> [What you have to do]: Write out every line of the material exactly as it appears.

[Items from a figure collection]
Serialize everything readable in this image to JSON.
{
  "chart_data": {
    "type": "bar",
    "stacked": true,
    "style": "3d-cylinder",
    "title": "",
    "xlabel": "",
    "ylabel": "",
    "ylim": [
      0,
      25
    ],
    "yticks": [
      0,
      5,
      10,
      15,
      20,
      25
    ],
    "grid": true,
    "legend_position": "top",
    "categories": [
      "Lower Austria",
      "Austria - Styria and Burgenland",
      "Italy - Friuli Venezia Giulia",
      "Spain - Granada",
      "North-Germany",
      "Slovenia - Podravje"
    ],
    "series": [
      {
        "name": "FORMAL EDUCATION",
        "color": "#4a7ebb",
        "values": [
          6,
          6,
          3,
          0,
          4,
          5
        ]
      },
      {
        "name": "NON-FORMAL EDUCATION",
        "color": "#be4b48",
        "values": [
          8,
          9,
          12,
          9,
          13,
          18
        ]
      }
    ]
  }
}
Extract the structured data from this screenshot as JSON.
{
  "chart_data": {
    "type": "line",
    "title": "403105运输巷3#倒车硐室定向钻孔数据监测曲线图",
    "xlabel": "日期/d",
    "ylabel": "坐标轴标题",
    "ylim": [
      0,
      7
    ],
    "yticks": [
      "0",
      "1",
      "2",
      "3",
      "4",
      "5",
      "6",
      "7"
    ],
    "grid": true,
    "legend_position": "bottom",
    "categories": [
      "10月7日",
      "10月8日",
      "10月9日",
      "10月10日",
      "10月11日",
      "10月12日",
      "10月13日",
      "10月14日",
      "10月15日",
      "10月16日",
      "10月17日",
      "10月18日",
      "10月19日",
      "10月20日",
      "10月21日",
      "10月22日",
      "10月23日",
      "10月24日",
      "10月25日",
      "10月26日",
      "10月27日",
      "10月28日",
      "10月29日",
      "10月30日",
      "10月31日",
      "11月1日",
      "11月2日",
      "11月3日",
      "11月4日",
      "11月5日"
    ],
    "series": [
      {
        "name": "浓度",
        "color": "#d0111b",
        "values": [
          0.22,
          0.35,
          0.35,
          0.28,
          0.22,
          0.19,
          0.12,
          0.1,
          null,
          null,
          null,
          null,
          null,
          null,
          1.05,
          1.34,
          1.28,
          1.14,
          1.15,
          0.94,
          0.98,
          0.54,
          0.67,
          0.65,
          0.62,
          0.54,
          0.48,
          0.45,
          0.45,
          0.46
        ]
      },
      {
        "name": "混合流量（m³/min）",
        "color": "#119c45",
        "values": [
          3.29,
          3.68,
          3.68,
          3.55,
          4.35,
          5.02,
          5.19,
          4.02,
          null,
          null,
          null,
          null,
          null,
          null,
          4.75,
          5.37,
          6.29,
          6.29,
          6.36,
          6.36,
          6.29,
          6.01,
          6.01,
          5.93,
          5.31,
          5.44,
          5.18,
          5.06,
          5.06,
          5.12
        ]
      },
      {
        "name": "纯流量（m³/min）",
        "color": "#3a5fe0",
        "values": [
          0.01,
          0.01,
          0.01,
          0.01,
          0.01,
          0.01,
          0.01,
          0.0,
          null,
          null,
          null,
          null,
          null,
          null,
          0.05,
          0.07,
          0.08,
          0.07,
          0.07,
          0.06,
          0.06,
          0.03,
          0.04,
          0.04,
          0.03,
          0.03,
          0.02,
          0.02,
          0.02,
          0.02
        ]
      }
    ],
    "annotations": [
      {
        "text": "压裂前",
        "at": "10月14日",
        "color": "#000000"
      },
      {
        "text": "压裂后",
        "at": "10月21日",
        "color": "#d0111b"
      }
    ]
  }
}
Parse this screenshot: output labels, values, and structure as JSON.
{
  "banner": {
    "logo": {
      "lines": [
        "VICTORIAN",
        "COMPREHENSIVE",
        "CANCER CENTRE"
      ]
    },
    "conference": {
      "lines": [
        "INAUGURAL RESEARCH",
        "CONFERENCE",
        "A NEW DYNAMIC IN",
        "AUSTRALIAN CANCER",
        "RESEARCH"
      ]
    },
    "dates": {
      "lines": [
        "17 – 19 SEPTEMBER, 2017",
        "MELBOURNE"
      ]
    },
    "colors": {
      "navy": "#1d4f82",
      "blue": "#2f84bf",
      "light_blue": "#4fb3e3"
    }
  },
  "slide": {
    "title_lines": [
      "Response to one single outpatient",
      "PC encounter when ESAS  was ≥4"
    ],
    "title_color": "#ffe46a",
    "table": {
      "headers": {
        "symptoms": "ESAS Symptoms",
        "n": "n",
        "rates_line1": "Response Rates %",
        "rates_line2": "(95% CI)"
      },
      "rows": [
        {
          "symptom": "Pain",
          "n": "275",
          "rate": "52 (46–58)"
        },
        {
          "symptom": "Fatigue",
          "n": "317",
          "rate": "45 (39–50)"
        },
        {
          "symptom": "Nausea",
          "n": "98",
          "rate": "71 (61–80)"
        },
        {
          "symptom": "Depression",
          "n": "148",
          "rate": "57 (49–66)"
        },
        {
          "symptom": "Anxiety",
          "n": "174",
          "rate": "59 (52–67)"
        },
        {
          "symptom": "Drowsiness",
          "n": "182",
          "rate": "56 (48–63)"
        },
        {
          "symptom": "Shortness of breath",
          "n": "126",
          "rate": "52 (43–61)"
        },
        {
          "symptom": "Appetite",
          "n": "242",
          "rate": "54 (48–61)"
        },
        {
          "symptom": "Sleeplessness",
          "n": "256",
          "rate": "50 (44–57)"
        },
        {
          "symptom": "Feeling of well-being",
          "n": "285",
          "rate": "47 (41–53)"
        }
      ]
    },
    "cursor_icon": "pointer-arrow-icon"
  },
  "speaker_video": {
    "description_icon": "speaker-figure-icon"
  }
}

> [Solved exercise]:
Serialize everything readable in this image to JSON.
{
  "chart_data": {
    "type": "bar",
    "stacked": true,
    "style": "3d-cylinder",
    "title": "",
    "xlabel": "",
    "ylabel": "",
    "ylim": [
      0,
      25
    ],
    "yticks": [
      0,
      5,
      10,
      15,
      20,
      25
    ],
    "grid": true,
    "legend_position": "top",
    "categories": [
      "Lower Austria",
      "Austria - Styria and Burgenland",
      "Italy - Friuli Venezia Giulia",
      "Spain - Granada",
      "North-Germany",
      "Slovenia - Podravje"
    ],
    "series": [
      {
        "name": "FORMAL EDUCATION",
        "color": "#4a7ebb",
        "values": [
          6,
          6,
          3,
          0,
          4,
          5
        ]
      },
      {
        "name": "NON-FORMAL EDUCATION",
        "color": "#be4b48",
        "values": [
          8,
          9,
          12,
          9,
          13,
          18
        ]
      }
    ]
  }
}
Extract the structured data from this screenshot as JSON.
{
  "chart_data": {
    "type": "line",
    "title": "403105运输巷3#倒车硐室定向钻孔数据监测曲线图",
    "xlabel": "日期/d",
    "ylabel": "坐标轴标题",
    "ylim": [
      0,
      7
    ],
    "yticks": [
      "0",
      "1",
      "2",
      "3",
      "4",
      "5",
      "6",
      "7"
    ],
    "grid": true,
    "legend_position": "bottom",
    "categories": [
      "10月7日",
      "10月8日",
      "10月9日",
      "10月10日",
      "10月11日",
      "10月12日",
      "10月13日",
      "10月14日",
      "10月15日",
      "10月16日",
      "10月17日",
      "10月18日",
      "10月19日",
      "10月20日",
      "10月21日",
      "10月22日",
      "10月23日",
      "10月24日",
      "10月25日",
      "10月26日",
      "10月27日",
      "10月28日",
      "10月29日",
      "10月30日",
      "10月31日",
      "11月1日",
      "11月2日",
      "11月3日",
      "11月4日",
      "11月5日"
    ],
    "series": [
      {
        "name": "浓度",
        "color": "#d0111b",
        "values": [
          0.22,
          0.35,
          0.35,
          0.28,
          0.22,
          0.19,
          0.12,
          0.1,
          null,
          null,
          null,
          null,
          null,
          null,
          1.05,
          1.34,
          1.28,
          1.14,
          1.15,
          0.94,
          0.98,
          0.54,
          0.67,
          0.65,
          0.62,
          0.54,
          0.48,
          0.45,
          0.45,
          0.46
        ]
      },
      {
        "name": "混合流量（m³/min）",
        "color": "#119c45",
        "values": [
          3.29,
          3.68,
          3.68,
          3.55,
          4.35,
          5.02,
          5.19,
          4.02,
          null,
          null,
          null,
          null,
          null,
          null,
          4.75,
          5.37,
          6.29,
          6.29,
          6.36,
          6.36,
          6.29,
          6.01,
          6.01,
          5.93,
          5.31,
          5.44,
          5.18,
          5.06,
          5.06,
          5.12
        ]
      },
      {
        "name": "纯流量（m³/min）",
        "color": "#3a5fe0",
        "values": [
          0.01,
          0.01,
          0.01,
          0.01,
          0.01,
          0.01,
          0.01,
          0.0,
          null,
          null,
          null,
          null,
          null,
          null,
          0.05,
          0.07,
          0.08,
          0.07,
          0.07,
          0.06,
          0.06,
          0.03,
          0.04,
          0.04,
          0.03,
          0.03,
          0.02,
          0.02,
          0.02,
          0.02
        ]
      }
    ],
    "annotations": [
      {
        "text": "压裂前",
        "at": "10月14日",
        "color": "#000000"
      },
      {
        "text": "压裂后",
        "at": "10月21日",
        "color": "#d0111b"
      }
    ]
  }
}
Parse this screenshot: output labels, values, and structure as JSON.
{
  "banner": {
    "logo": {
      "lines": [
        "VICTORIAN",
        "COMPREHENSIVE",
        "CANCER CENTRE"
      ]
    },
    "conference": {
      "lines": [
        "INAUGURAL RESEARCH",
        "CONFERENCE",
        "A NEW DYNAMIC IN",
        "AUSTRALIAN CANCER",
        "RESEARCH"
      ]
    },
    "dates": {
      "lines": [
        "17 – 19 SEPTEMBER, 2017",
        "MELBOURNE"
      ]
    },
    "colors": {
      "navy": "#1d4f82",
      "blue": "#2f84bf",
      "light_blue": "#4fb3e3"
    }
  },
  "slide": {
    "title_lines": [
      "Response to one single outpatient",
      "PC encounter when ESAS  was ≥4"
    ],
    "title_color": "#ffe46a",
    "table": {
      "headers": {
        "symptoms": "ESAS Symptoms",
        "n": "n",
        "rates_line1": "Response Rates %",
        "rates_line2": "(95% CI)"
      },
      "rows": [
        {
          "symptom": "Pain",
          "n": "275",
          "rate": "52 (46–58)"
        },
        {
          "symptom": "Fatigue",
          "n": "317",
          "rate": "45 (39–50)"
        },
        {
          "symptom": "Nausea",
          "n": "98",
          "rate": "71 (61–80)"
        },
        {
          "symptom": "Depression",
          "n": "148",
          "rate": "57 (49–66)"
        },
        {
          "symptom": "Anxiety",
          "n": "174",
          "rate": "59 (52–67)"
        },
        {
          "symptom": "Drowsiness",
          "n": "182",
          "rate": "56 (48–63)"
        },
        {
          "symptom": "Shortness of breath",
          "n": "126",
          "rate": "52 (43–61)"
        },
        {
          "symptom": "Appetite",
          "n": "242",
          "rate": "54 (48–61)"
        },
        {
          "symptom": "Sleeplessness",
          "n": "256",
          "rate": "50 (44–57)"
        },
        {
          "symptom": "Feeling of well-being",
          "n": "285",
          "rate": "47 (41–53)"
        }
      ]
    },
    "cursor_icon": "pointer-arrow-icon"
  },
  "speaker_video": {
    "description_icon": "speaker-figure-icon"
  }
}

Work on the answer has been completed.